Task description -
Quote the whole listing verbatim.

Dataset items -

------------------------------------------------------------------------

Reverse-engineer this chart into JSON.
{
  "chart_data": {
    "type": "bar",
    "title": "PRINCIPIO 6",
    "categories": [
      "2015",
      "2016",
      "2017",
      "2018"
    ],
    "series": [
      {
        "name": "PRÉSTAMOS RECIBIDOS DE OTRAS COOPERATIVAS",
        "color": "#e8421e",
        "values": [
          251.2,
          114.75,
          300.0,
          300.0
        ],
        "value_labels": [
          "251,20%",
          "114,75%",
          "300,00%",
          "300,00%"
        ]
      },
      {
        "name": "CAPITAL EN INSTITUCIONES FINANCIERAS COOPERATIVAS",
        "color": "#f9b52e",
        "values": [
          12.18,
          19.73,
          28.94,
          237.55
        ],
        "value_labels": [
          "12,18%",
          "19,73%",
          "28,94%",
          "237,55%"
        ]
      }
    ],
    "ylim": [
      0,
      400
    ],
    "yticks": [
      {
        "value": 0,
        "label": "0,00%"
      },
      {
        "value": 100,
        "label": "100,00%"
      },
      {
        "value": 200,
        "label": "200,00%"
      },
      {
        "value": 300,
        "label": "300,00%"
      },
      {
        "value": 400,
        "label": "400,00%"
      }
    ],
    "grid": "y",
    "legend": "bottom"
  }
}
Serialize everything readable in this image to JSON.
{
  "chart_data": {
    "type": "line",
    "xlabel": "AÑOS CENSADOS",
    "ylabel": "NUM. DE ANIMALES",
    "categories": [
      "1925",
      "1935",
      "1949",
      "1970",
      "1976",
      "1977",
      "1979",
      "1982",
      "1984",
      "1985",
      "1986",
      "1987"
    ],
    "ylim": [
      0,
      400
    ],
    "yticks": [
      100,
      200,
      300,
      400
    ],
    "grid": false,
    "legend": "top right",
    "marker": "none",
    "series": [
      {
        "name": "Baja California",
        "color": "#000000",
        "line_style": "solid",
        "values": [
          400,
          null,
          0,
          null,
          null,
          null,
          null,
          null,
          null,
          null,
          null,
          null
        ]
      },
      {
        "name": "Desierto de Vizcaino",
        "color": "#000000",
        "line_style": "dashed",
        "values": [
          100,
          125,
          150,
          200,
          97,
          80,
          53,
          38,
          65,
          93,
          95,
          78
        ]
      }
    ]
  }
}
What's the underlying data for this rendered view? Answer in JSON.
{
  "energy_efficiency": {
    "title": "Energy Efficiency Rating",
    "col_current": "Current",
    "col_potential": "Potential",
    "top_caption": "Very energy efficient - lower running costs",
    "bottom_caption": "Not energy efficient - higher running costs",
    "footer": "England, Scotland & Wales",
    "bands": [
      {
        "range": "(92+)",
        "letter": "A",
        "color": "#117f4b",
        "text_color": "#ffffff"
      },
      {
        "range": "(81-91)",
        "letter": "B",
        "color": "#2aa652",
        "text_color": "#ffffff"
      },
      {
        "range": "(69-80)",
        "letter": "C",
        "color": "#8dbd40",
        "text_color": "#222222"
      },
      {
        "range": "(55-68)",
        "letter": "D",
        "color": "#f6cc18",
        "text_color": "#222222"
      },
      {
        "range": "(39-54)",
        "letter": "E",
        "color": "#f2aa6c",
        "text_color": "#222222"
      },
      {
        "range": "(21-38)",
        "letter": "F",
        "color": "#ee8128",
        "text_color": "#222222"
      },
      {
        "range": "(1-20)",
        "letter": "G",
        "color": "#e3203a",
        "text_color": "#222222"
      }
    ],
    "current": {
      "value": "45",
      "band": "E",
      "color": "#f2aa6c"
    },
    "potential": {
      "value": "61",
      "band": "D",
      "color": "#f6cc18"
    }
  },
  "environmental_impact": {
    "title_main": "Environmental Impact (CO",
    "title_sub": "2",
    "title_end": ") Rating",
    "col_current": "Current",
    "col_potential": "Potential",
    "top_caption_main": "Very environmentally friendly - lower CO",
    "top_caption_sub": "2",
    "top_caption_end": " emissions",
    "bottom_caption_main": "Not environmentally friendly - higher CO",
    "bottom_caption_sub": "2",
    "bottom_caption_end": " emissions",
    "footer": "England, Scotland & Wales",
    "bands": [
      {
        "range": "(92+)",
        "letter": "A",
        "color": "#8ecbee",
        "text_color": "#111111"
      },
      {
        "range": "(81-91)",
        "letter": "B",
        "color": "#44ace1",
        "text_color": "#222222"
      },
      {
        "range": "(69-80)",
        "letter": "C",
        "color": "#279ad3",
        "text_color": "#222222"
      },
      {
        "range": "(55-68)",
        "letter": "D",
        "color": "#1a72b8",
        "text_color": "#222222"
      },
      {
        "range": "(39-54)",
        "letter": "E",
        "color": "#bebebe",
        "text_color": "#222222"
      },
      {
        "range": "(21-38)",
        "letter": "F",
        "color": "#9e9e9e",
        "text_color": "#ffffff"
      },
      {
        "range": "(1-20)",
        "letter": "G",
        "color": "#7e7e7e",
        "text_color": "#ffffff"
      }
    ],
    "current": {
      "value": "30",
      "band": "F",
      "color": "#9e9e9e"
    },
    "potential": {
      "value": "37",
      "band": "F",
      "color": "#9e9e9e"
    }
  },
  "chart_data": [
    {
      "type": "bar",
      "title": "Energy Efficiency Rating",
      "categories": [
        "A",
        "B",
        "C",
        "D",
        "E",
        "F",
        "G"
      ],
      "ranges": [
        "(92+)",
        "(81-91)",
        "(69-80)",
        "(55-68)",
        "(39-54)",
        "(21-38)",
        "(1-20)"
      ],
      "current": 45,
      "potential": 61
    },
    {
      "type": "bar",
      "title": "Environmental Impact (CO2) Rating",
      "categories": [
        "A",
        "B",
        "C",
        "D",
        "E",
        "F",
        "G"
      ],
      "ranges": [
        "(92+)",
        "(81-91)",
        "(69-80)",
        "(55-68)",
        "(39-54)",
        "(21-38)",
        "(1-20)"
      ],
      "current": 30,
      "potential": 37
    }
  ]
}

------------------------------------------------------------------------

Answer in full -
Reverse-engineer this chart into JSON.
{
  "chart_data": {
    "type": "bar",
    "title": "PRINCIPIO 6",
    "categories": [
      "2015",
      "2016",
      "2017",
      "2018"
    ],
    "series": [
      {
        "name": "PRÉSTAMOS RECIBIDOS DE OTRAS COOPERATIVAS",
        "color": "#e8421e",
        "values": [
          251.2,
          114.75,
          300.0,
          300.0
        ],
        "value_labels": [
          "251,20%",
          "114,75%",
          "300,00%",
          "300,00%"
        ]
      },
      {
        "name": "CAPITAL EN INSTITUCIONES FINANCIERAS COOPERATIVAS",
        "color": "#f9b52e",
        "values": [
          12.18,
          19.73,
          28.94,
          237.55
        ],
        "value_labels": [
          "12,18%",
          "19,73%",
          "28,94%",
          "237,55%"
        ]
      }
    ],
    "ylim": [
      0,
      400
    ],
    "yticks": [
      {
        "value": 0,
        "label": "0,00%"
      },
      {
        "value": 100,
        "label": "100,00%"
      },
      {
        "value": 200,
        "label": "200,00%"
      },
      {
        "value": 300,
        "label": "300,00%"
      },
      {
        "value": 400,
        "label": "400,00%"
      }
    ],
    "grid": "y",
    "legend": "bottom"
  }
}
Serialize everything readable in this image to JSON.
{
  "chart_data": {
    "type": "line",
    "xlabel": "AÑOS CENSADOS",
    "ylabel": "NUM. DE ANIMALES",
    "categories": [
      "1925",
      "1935",
      "1949",
      "1970",
      "1976",
      "1977",
      "1979",
      "1982",
      "1984",
      "1985",
      "1986",
      "1987"
    ],
    "ylim": [
      0,
      400
    ],
    "yticks": [
      100,
      200,
      300,
      400
    ],
    "grid": false,
    "legend": "top right",
    "marker": "none",
    "series": [
      {
        "name": "Baja California",
        "color": "#000000",
        "line_style": "solid",
        "values": [
          400,
          null,
          0,
          null,
          null,
          null,
          null,
          null,
          null,
          null,
          null,
          null
        ]
      },
      {
        "name": "Desierto de Vizcaino",
        "color": "#000000",
        "line_style": "dashed",
        "values": [
          100,
          125,
          150,
          200,
          97,
          80,
          53,
          38,
          65,
          93,
          95,
          78
        ]
      }
    ]
  }
}
What's the underlying data for this rendered view? Answer in JSON.
{
  "energy_efficiency": {
    "title": "Energy Efficiency Rating",
    "col_current": "Current",
    "col_potential": "Potential",
    "top_caption": "Very energy efficient - lower running costs",
    "bottom_caption": "Not energy efficient - higher running costs",
    "footer": "England, Scotland & Wales",
    "bands": [
      {
        "range": "(92+)",
        "letter": "A",
        "color": "#117f4b",
        "text_color": "#ffffff"
      },
      {
        "range": "(81-91)",
        "letter": "B",
        "color": "#2aa652",
        "text_color": "#ffffff"
      },
      {
        "range": "(69-80)",
        "letter": "C",
        "color": "#8dbd40",
        "text_color": "#222222"
      },
      {
        "range": "(55-68)",
        "letter": "D",
        "color": "#f6cc18",
        "text_color": "#222222"
      },
      {
        "range": "(39-54)",
        "letter": "E",
        "color": "#f2aa6c",
        "text_color": "#222222"
      },
      {
        "range": "(21-38)",
        "letter": "F",
        "color": "#ee8128",
        "text_color": "#222222"
      },
      {
        "range": "(1-20)",
        "letter": "G",
        "color": "#e3203a",
        "text_color": "#222222"
      }
    ],
    "current": {
      "value": "45",
      "band": "E",
      "color": "#f2aa6c"
    },
    "potential": {
      "value": "61",
      "band": "D",
      "color": "#f6cc18"
    }
  },
  "environmental_impact": {
    "title_main": "Environmental Impact (CO",
    "title_sub": "2",
    "title_end": ") Rating",
    "col_current": "Current",
    "col_potential": "Potential",
    "top_caption_main": "Very environmentally friendly - lower CO",
    "top_caption_sub": "2",
    "top_caption_end": " emissions",
    "bottom_caption_main": "Not environmentally friendly - higher CO",
    "bottom_caption_sub": "2",
    "bottom_caption_end": " emissions",
    "footer": "England, Scotland & Wales",
    "bands": [
      {
        "range": "(92+)",
        "letter": "A",
        "color": "#8ecbee",
        "text_color": "#111111"
      },
      {
        "range": "(81-91)",
        "letter": "B",
        "color": "#44ace1",
        "text_color": "#222222"
      },
      {
        "range": "(69-80)",
        "letter": "C",
        "color": "#279ad3",
        "text_color": "#222222"
      },
      {
        "range": "(55-68)",
        "letter": "D",
        "color": "#1a72b8",
        "text_color": "#222222"
      },
      {
        "range": "(39-54)",
        "letter": "E",
        "color": "#bebebe",
        "text_color": "#222222"
      },
      {
        "range": "(21-38)",
        "letter": "F",
        "color": "#9e9e9e",
        "text_color": "#ffffff"
      },
      {
        "range": "(1-20)",
        "letter": "G",
        "color": "#7e7e7e",
        "text_color": "#ffffff"
      }
    ],
    "current": {
      "value": "30",
      "band": "F",
      "color": "#9e9e9e"
    },
    "potential": {
      "value": "37",
      "band": "F",
      "color": "#9e9e9e"
    }
  },
  "chart_data": [
    {
      "type": "bar",
      "title": "Energy Efficiency Rating",
      "categories": [
        "A",
        "B",
        "C",
        "D",
        "E",
        "F",
        "G"
      ],
      "ranges": [
        "(92+)",
        "(81-91)",
        "(69-80)",
        "(55-68)",
        "(39-54)",
        "(21-38)",
        "(1-20)"
      ],
      "current": 45,
      "potential": 61
    },
    {
      "type": "bar",
      "title": "Environmental Impact (CO2) Rating",
      "categories": [
        "A",
        "B",
        "C",
        "D",
        "E",
        "F",
        "G"
      ],
      "ranges": [
        "(92+)",
        "(81-91)",
        "(69-80)",
        "(55-68)",
        "(39-54)",
        "(21-38)",
        "(1-20)"
      ],
      "current": 30,
      "potential": 37
    }
  ]
}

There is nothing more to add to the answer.